— Start of Data provided —
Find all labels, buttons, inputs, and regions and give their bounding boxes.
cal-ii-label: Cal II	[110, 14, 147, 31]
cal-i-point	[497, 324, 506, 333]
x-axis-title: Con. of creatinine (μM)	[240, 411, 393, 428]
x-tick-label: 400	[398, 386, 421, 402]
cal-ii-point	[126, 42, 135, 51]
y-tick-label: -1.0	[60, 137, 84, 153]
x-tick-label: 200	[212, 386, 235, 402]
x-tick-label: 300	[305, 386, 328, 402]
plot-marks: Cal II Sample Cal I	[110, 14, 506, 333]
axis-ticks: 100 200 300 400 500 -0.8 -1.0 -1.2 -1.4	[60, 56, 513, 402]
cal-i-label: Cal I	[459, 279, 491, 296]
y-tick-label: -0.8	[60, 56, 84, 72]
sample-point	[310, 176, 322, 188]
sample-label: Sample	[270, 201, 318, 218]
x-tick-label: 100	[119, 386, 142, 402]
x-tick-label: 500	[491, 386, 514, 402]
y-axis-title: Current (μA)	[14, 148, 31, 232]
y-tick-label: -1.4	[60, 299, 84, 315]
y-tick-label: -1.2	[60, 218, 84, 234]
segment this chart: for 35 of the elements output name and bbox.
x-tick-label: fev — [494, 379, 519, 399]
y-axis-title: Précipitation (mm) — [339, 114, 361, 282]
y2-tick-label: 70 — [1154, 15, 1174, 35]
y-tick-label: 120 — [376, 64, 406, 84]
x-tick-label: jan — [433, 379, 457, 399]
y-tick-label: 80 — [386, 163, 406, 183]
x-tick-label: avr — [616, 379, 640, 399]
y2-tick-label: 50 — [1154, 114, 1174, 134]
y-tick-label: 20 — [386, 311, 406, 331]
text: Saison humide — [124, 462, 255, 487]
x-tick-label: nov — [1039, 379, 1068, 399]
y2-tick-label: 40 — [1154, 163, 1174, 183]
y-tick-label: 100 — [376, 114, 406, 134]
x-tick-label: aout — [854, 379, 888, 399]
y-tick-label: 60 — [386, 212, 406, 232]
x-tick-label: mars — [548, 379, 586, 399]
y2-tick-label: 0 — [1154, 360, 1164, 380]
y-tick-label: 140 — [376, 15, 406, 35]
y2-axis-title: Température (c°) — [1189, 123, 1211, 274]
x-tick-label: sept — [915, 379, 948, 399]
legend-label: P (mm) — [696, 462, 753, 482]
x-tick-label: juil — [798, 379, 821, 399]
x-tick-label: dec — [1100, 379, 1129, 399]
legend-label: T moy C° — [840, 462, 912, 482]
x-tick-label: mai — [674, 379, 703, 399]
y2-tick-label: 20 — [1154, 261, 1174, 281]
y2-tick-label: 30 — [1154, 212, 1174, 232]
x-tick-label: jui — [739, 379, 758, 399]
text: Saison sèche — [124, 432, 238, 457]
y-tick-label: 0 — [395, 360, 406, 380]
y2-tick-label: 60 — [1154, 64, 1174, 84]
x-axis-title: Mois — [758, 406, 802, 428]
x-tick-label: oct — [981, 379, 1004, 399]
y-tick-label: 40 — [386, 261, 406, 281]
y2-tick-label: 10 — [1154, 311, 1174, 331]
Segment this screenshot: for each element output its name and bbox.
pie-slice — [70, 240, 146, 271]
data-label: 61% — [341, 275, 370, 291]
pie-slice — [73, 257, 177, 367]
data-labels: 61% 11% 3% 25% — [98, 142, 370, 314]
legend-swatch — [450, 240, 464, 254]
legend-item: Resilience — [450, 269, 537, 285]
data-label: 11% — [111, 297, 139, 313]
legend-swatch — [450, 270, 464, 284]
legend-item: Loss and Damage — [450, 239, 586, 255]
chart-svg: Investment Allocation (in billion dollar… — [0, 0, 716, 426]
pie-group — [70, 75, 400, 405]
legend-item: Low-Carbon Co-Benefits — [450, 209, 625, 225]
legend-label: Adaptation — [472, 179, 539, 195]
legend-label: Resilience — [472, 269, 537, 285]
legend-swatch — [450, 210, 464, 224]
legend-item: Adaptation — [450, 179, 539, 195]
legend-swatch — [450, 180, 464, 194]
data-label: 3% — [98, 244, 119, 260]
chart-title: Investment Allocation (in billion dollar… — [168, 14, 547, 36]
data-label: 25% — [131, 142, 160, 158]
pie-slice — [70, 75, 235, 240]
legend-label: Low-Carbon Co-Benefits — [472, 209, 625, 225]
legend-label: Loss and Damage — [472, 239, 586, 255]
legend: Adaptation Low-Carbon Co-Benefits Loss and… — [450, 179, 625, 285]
— End of Data provided —
## What this task involves
Copy every line of the data above without any changes.

## Exercise output
Find all labels, buttons, inputs, and regions and give their bounding boxes.
cal-ii-label: Cal II	[110, 14, 147, 31]
cal-i-point	[497, 324, 506, 333]
x-axis-title: Con. of creatinine (μM)	[240, 411, 393, 428]
x-tick-label: 400	[398, 386, 421, 402]
cal-ii-point	[126, 42, 135, 51]
y-tick-label: -1.0	[60, 137, 84, 153]
x-tick-label: 200	[212, 386, 235, 402]
x-tick-label: 300	[305, 386, 328, 402]
plot-marks: Cal II Sample Cal I	[110, 14, 506, 333]
axis-ticks: 100 200 300 400 500 -0.8 -1.0 -1.2 -1.4	[60, 56, 513, 402]
cal-i-label: Cal I	[459, 279, 491, 296]
y-tick-label: -0.8	[60, 56, 84, 72]
sample-point	[310, 176, 322, 188]
sample-label: Sample	[270, 201, 318, 218]
x-tick-label: 100	[119, 386, 142, 402]
x-tick-label: 500	[491, 386, 514, 402]
y-axis-title: Current (μA)	[14, 148, 31, 232]
y-tick-label: -1.4	[60, 299, 84, 315]
y-tick-label: -1.2	[60, 218, 84, 234]
segment this chart: for 35 of the elements output name and bbox.
x-tick-label: fev — [494, 379, 519, 399]
y-axis-title: Précipitation (mm) — [339, 114, 361, 282]
y2-tick-label: 70 — [1154, 15, 1174, 35]
y-tick-label: 120 — [376, 64, 406, 84]
x-tick-label: jan — [433, 379, 457, 399]
y-tick-label: 80 — [386, 163, 406, 183]
x-tick-label: avr — [616, 379, 640, 399]
y2-tick-label: 50 — [1154, 114, 1174, 134]
y-tick-label: 20 — [386, 311, 406, 331]
text: Saison humide — [124, 462, 255, 487]
x-tick-label: nov — [1039, 379, 1068, 399]
y2-tick-label: 40 — [1154, 163, 1174, 183]
y-tick-label: 100 — [376, 114, 406, 134]
x-tick-label: aout — [854, 379, 888, 399]
y-tick-label: 60 — [386, 212, 406, 232]
x-tick-label: mars — [548, 379, 586, 399]
y2-tick-label: 0 — [1154, 360, 1164, 380]
y-tick-label: 140 — [376, 15, 406, 35]
y2-axis-title: Température (c°) — [1189, 123, 1211, 274]
x-tick-label: sept — [915, 379, 948, 399]
legend-label: P (mm) — [696, 462, 753, 482]
x-tick-label: juil — [798, 379, 821, 399]
x-tick-label: dec — [1100, 379, 1129, 399]
legend-label: T moy C° — [840, 462, 912, 482]
x-tick-label: mai — [674, 379, 703, 399]
y2-tick-label: 20 — [1154, 261, 1174, 281]
y2-tick-label: 30 — [1154, 212, 1174, 232]
x-tick-label: jui — [739, 379, 758, 399]
text: Saison sèche — [124, 432, 238, 457]
y-tick-label: 0 — [395, 360, 406, 380]
y2-tick-label: 60 — [1154, 64, 1174, 84]
x-axis-title: Mois — [758, 406, 802, 428]
x-tick-label: oct — [981, 379, 1004, 399]
y-tick-label: 40 — [386, 261, 406, 281]
y2-tick-label: 10 — [1154, 311, 1174, 331]
Segment this screenshot: for each element output its name and bbox.
pie-slice — [70, 240, 146, 271]
data-label: 61% — [341, 275, 370, 291]
pie-slice — [73, 257, 177, 367]
data-labels: 61% 11% 3% 25% — [98, 142, 370, 314]
legend-swatch — [450, 240, 464, 254]
legend-item: Resilience — [450, 269, 537, 285]
data-label: 11% — [111, 297, 139, 313]
legend-swatch — [450, 270, 464, 284]
legend-item: Loss and Damage — [450, 239, 586, 255]
chart-svg: Investment Allocation (in billion dollar… — [0, 0, 716, 426]
pie-group — [70, 75, 400, 405]
legend-item: Low-Carbon Co-Benefits — [450, 209, 625, 225]
legend-label: Adaptation — [472, 179, 539, 195]
legend-label: Resilience — [472, 269, 537, 285]
legend-swatch — [450, 210, 464, 224]
legend-item: Adaptation — [450, 179, 539, 195]
legend-swatch — [450, 180, 464, 194]
data-label: 3% — [98, 244, 119, 260]
chart-title: Investment Allocation (in billion dollar… — [168, 14, 547, 36]
data-label: 25% — [131, 142, 160, 158]
pie-slice — [70, 75, 235, 240]
legend-label: Low-Carbon Co-Benefits — [472, 209, 625, 225]
legend-label: Loss and Damage — [472, 239, 586, 255]
legend: Adaptation Low-Carbon Co-Benefits Loss and… — [450, 179, 625, 285]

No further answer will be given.